WHAT THE TASK ASKS: Within the records below, find each line that holds the string "연령대별", then copy it.

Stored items
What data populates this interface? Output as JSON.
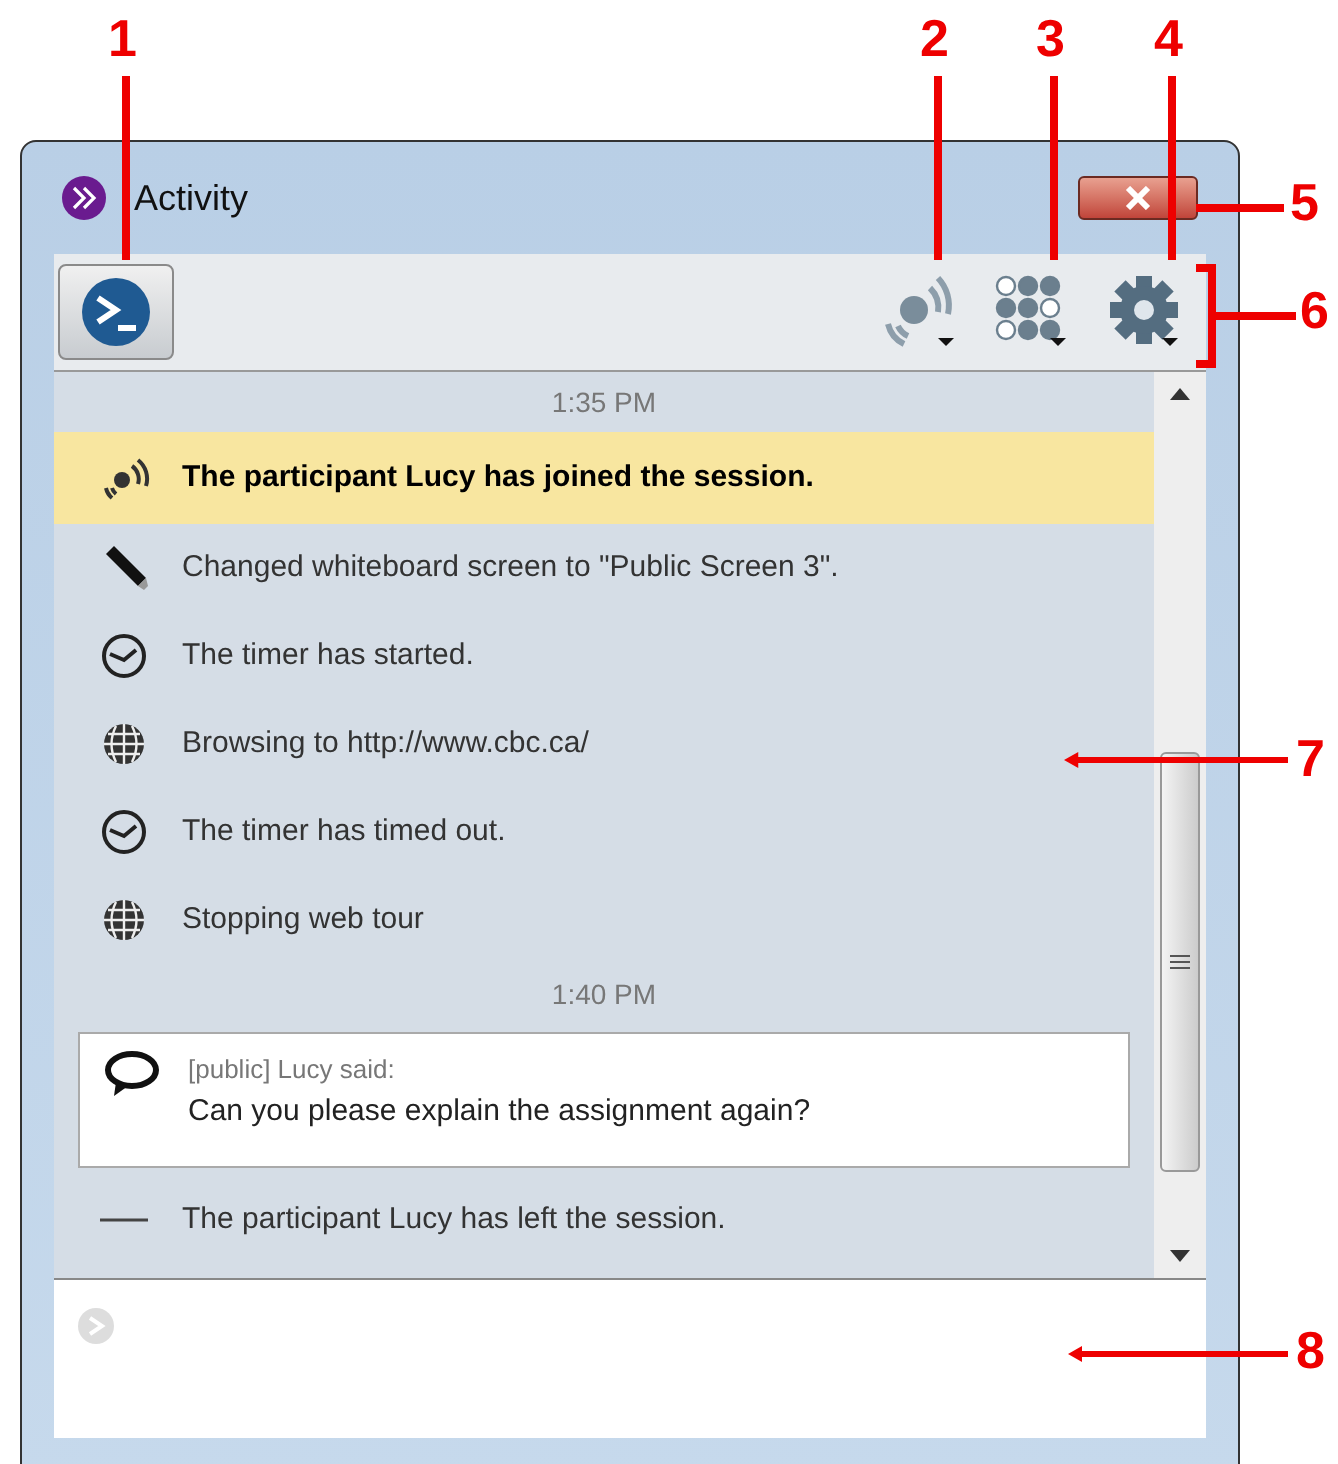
{
  "window": {
    "title": "Activity"
  },
  "toolbar": {
    "left_button": {
      "kind": "console"
    },
    "right_buttons": [
      {
        "kind": "signal"
      },
      {
        "kind": "grid"
      },
      {
        "kind": "gear"
      }
    ]
  },
  "log": [
    {
      "kind": "time",
      "text": "1:35 PM"
    },
    {
      "kind": "join",
      "highlighted": true,
      "text": "The participant Lucy has joined the session."
    },
    {
      "kind": "whiteboard",
      "highlighted": false,
      "text": "Changed whiteboard screen to \"Public Screen 3\"."
    },
    {
      "kind": "timer",
      "highlighted": false,
      "text": "The timer has started."
    },
    {
      "kind": "web",
      "highlighted": false,
      "text": "Browsing to http://www.cbc.ca/"
    },
    {
      "kind": "timer",
      "highlighted": false,
      "text": "The timer has timed out."
    },
    {
      "kind": "web",
      "highlighted": false,
      "text": "Stopping web tour"
    },
    {
      "kind": "time",
      "text": "1:40 PM"
    },
    {
      "kind": "chat",
      "sender": "[public] Lucy said:",
      "text": "Can you please explain the assignment again?"
    },
    {
      "kind": "leave",
      "highlighted": false,
      "text": "The participant Lucy has left the session."
    }
  ],
  "callouts": [
    "1",
    "2",
    "3",
    "4",
    "5",
    "6",
    "7",
    "8"
  ]
}
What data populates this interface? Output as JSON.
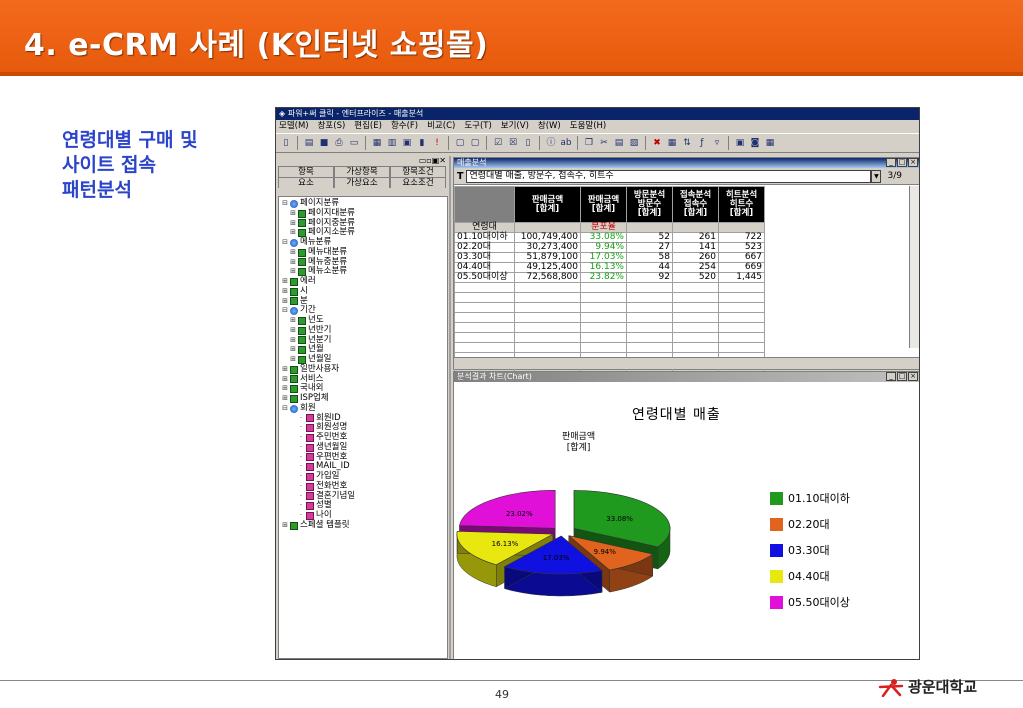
{
  "slide": {
    "title": "4. e-CRM 사례 (K인터넷 쇼핑몰)",
    "caption_lines": [
      "연령대별 구매 및",
      "사이트 접속",
      "패턴분석"
    ],
    "page_number": "49",
    "logo_text": "광운대학교",
    "colors": {
      "title_bg": "#f46a1c",
      "caption": "#2b44c9"
    }
  },
  "app": {
    "title": "파워+써 클릭 - 엔터프라이즈 - 매출분석",
    "menu": [
      "모델(M)",
      "창포(S)",
      "편집(E)",
      "항수(F)",
      "비교(C)",
      "도구(T)",
      "보기(V)",
      "창(W)",
      "도움말(H)"
    ],
    "left_panel": {
      "tabs": [
        "항목",
        "가상항목",
        "항목조건",
        "요소",
        "가상요소",
        "요소조건"
      ],
      "tree": [
        {
          "label": "페이지분류",
          "level": 0,
          "exp": "⊟",
          "icon": "globe"
        },
        {
          "label": "페이지대분류",
          "level": 1,
          "exp": "⊞",
          "icon": "folder"
        },
        {
          "label": "페이지중분류",
          "level": 1,
          "exp": "⊞",
          "icon": "folder"
        },
        {
          "label": "페이지소분류",
          "level": 1,
          "exp": "⊞",
          "icon": "folder"
        },
        {
          "label": "메뉴분류",
          "level": 0,
          "exp": "⊟",
          "icon": "globe"
        },
        {
          "label": "메뉴대분류",
          "level": 1,
          "exp": "⊞",
          "icon": "folder"
        },
        {
          "label": "메뉴중분류",
          "level": 1,
          "exp": "⊞",
          "icon": "folder"
        },
        {
          "label": "메뉴소분류",
          "level": 1,
          "exp": "⊞",
          "icon": "folder"
        },
        {
          "label": "에러",
          "level": 0,
          "exp": "⊞",
          "icon": "folder"
        },
        {
          "label": "시",
          "level": 0,
          "exp": "⊞",
          "icon": "folder"
        },
        {
          "label": "분",
          "level": 0,
          "exp": "⊞",
          "icon": "folder"
        },
        {
          "label": "기간",
          "level": 0,
          "exp": "⊟",
          "icon": "globe"
        },
        {
          "label": "년도",
          "level": 1,
          "exp": "⊞",
          "icon": "folder"
        },
        {
          "label": "년반기",
          "level": 1,
          "exp": "⊞",
          "icon": "folder"
        },
        {
          "label": "년분기",
          "level": 1,
          "exp": "⊞",
          "icon": "folder"
        },
        {
          "label": "년월",
          "level": 1,
          "exp": "⊞",
          "icon": "folder"
        },
        {
          "label": "년월일",
          "level": 1,
          "exp": "⊞",
          "icon": "folder"
        },
        {
          "label": "일반사용자",
          "level": 0,
          "exp": "⊞",
          "icon": "folder"
        },
        {
          "label": "서비스",
          "level": 0,
          "exp": "⊞",
          "icon": "folder"
        },
        {
          "label": "국내외",
          "level": 0,
          "exp": "⊞",
          "icon": "folder"
        },
        {
          "label": "ISP업체",
          "level": 0,
          "exp": "⊞",
          "icon": "folder"
        },
        {
          "label": "회원",
          "level": 0,
          "exp": "⊟",
          "icon": "globe"
        },
        {
          "label": "회원ID",
          "level": 2,
          "exp": "",
          "icon": "leaf"
        },
        {
          "label": "회원성명",
          "level": 2,
          "exp": "",
          "icon": "leaf"
        },
        {
          "label": "주민번호",
          "level": 2,
          "exp": "",
          "icon": "leaf"
        },
        {
          "label": "생년월일",
          "level": 2,
          "exp": "",
          "icon": "leaf"
        },
        {
          "label": "우편번호",
          "level": 2,
          "exp": "",
          "icon": "leaf"
        },
        {
          "label": "MAIL_ID",
          "level": 2,
          "exp": "",
          "icon": "leaf"
        },
        {
          "label": "가입일",
          "level": 2,
          "exp": "",
          "icon": "leaf"
        },
        {
          "label": "전화번호",
          "level": 2,
          "exp": "",
          "icon": "leaf"
        },
        {
          "label": "결혼기념일",
          "level": 2,
          "exp": "",
          "icon": "leaf"
        },
        {
          "label": "성별",
          "level": 2,
          "exp": "",
          "icon": "leaf"
        },
        {
          "label": "나이",
          "level": 2,
          "exp": "",
          "icon": "leaf"
        },
        {
          "label": "스페셜 템플릿",
          "level": 0,
          "exp": "⊞",
          "icon": "folder"
        }
      ]
    },
    "grid_window": {
      "title": "매출분석",
      "query_prefix": "T",
      "query": "연령대별 매출, 방문수, 접속수, 히트수",
      "page": "3/9",
      "columns": [
        "판매금액\n[합계]",
        "판매금액\n[합계]",
        "방문분석\n방문수\n[합계]",
        "접속분석\n접속수\n[합계]",
        "히트분석\n히트수\n[합계]"
      ],
      "row_header_label": "연령대",
      "pct_header": "분포율",
      "rows": [
        {
          "label": "01.10대이하",
          "amount": "100,749,400",
          "pct": "33.08%",
          "visits": "52",
          "sessions": "261",
          "hits": "722"
        },
        {
          "label": "02.20대",
          "amount": "30,273,400",
          "pct": "9.94%",
          "visits": "27",
          "sessions": "141",
          "hits": "523"
        },
        {
          "label": "03.30대",
          "amount": "51,879,100",
          "pct": "17.03%",
          "visits": "58",
          "sessions": "260",
          "hits": "667"
        },
        {
          "label": "04.40대",
          "amount": "49,125,400",
          "pct": "16.13%",
          "visits": "44",
          "sessions": "254",
          "hits": "669"
        },
        {
          "label": "05.50대이상",
          "amount": "72,568,800",
          "pct": "23.82%",
          "visits": "92",
          "sessions": "520",
          "hits": "1,445"
        }
      ]
    },
    "chart_window": {
      "title": "분석결과 차트(Chart)"
    }
  },
  "chart_data": {
    "type": "pie",
    "title": "연령대별 매출",
    "subtitle": "판매금액\n[합계]",
    "categories": [
      "01.10대이하",
      "02.20대",
      "03.30대",
      "04.40대",
      "05.50대이상"
    ],
    "values": [
      33.08,
      9.94,
      17.03,
      16.13,
      23.82
    ],
    "labels": [
      "33.08%",
      "9.94%",
      "17.03%",
      "16.13%",
      "23.02%"
    ],
    "colors": [
      "#1f9a1f",
      "#e0641e",
      "#1010e0",
      "#e8e810",
      "#e010d8"
    ],
    "legend_position": "right"
  }
}
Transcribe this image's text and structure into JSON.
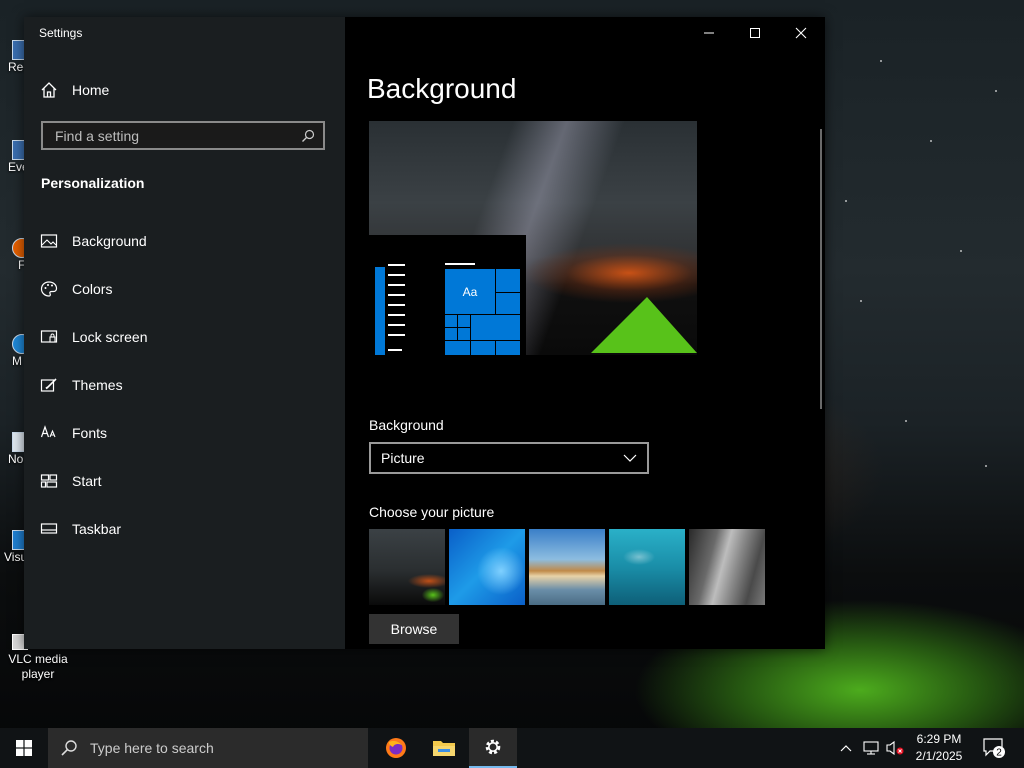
{
  "desktop": {
    "icons": [
      {
        "label": "Rec"
      },
      {
        "label": "Eve"
      },
      {
        "label": "F"
      },
      {
        "label": "M"
      },
      {
        "label": "No"
      },
      {
        "label": "Visu"
      }
    ],
    "vlc_label": "VLC media player"
  },
  "window": {
    "title": "Settings",
    "home_label": "Home",
    "search_placeholder": "Find a setting",
    "section_title": "Personalization",
    "nav": [
      {
        "label": "Background",
        "icon": "picture-icon"
      },
      {
        "label": "Colors",
        "icon": "palette-icon"
      },
      {
        "label": "Lock screen",
        "icon": "lock-screen-icon"
      },
      {
        "label": "Themes",
        "icon": "brush-icon"
      },
      {
        "label": "Fonts",
        "icon": "font-icon"
      },
      {
        "label": "Start",
        "icon": "start-icon"
      },
      {
        "label": "Taskbar",
        "icon": "taskbar-icon"
      }
    ],
    "controls": {
      "minimize": "minimize",
      "maximize": "maximize",
      "close": "close"
    }
  },
  "content": {
    "title": "Background",
    "preview_tile_label": "Aa",
    "background_label": "Background",
    "background_value": "Picture",
    "choose_label": "Choose your picture",
    "browse_label": "Browse",
    "thumbnails": [
      "night-sky-tent",
      "windows-blue",
      "beach-sunset",
      "underwater-swimmer",
      "rock-cliff"
    ]
  },
  "taskbar": {
    "search_placeholder": "Type here to search",
    "apps": [
      "firefox-icon",
      "file-explorer-icon",
      "settings-icon"
    ],
    "time": "6:29 PM",
    "date": "2/1/2025",
    "notification_count": "2"
  },
  "colors": {
    "accent": "#0078d7",
    "tent": "#58c21a",
    "window_bg": "#000000",
    "sidebar_bg": "#1c2022"
  }
}
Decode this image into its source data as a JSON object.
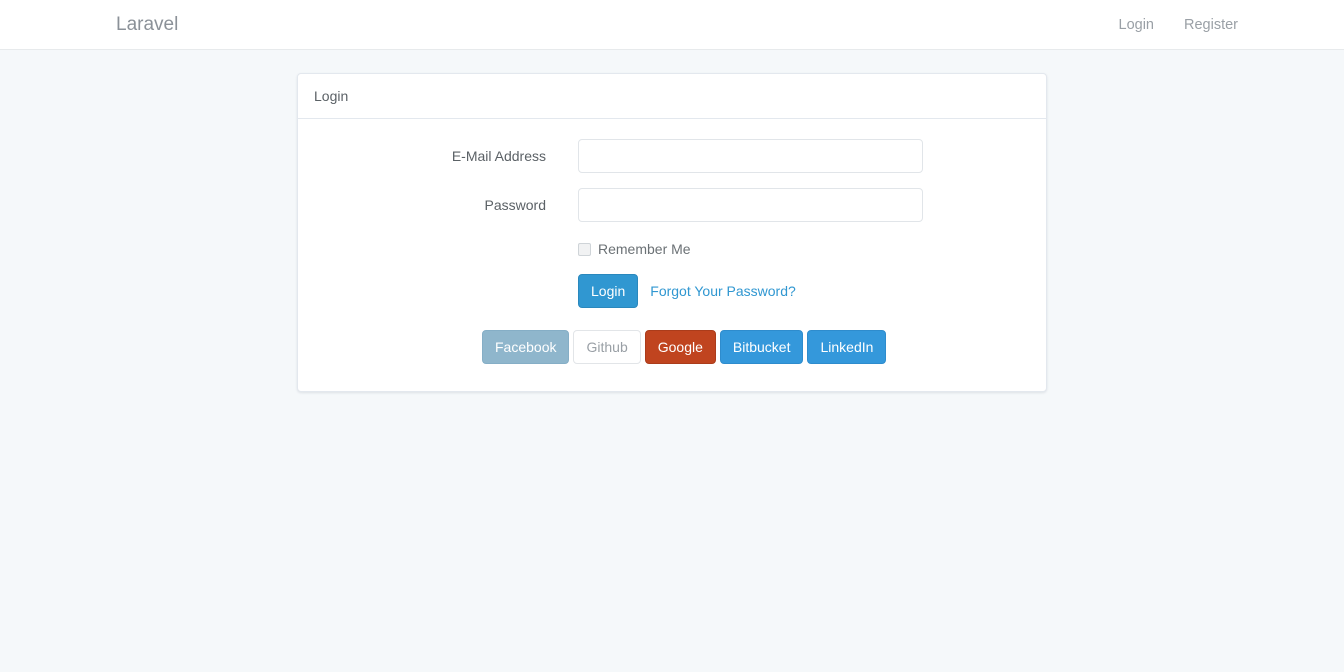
{
  "navbar": {
    "brand": "Laravel",
    "links": [
      {
        "label": "Login"
      },
      {
        "label": "Register"
      }
    ]
  },
  "card": {
    "header_title": "Login",
    "form": {
      "email": {
        "label": "E-Mail Address",
        "value": "",
        "placeholder": ""
      },
      "password": {
        "label": "Password",
        "value": "",
        "placeholder": ""
      },
      "remember": {
        "label": "Remember Me",
        "checked": false
      },
      "submit_label": "Login",
      "forgot_label": "Forgot Your Password?"
    },
    "social_buttons": [
      {
        "label": "Facebook",
        "color": "#8fb6cc"
      },
      {
        "label": "Github",
        "color": "#ffffff"
      },
      {
        "label": "Google",
        "color": "#c0441f"
      },
      {
        "label": "Bitbucket",
        "color": "#3498db"
      },
      {
        "label": "LinkedIn",
        "color": "#3498db"
      }
    ]
  },
  "theme": {
    "page_background": "#f5f8fa",
    "accent": "#3097d1",
    "text": "#636b6f",
    "card_background": "#ffffff",
    "border": "#e3e8ee"
  }
}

SOLUTION BELOW:
      "연령대별 구매 및",
      "query": "연령대별 매출, 방문수, 접속수, 히트수",
    "title": "연령대별 매출",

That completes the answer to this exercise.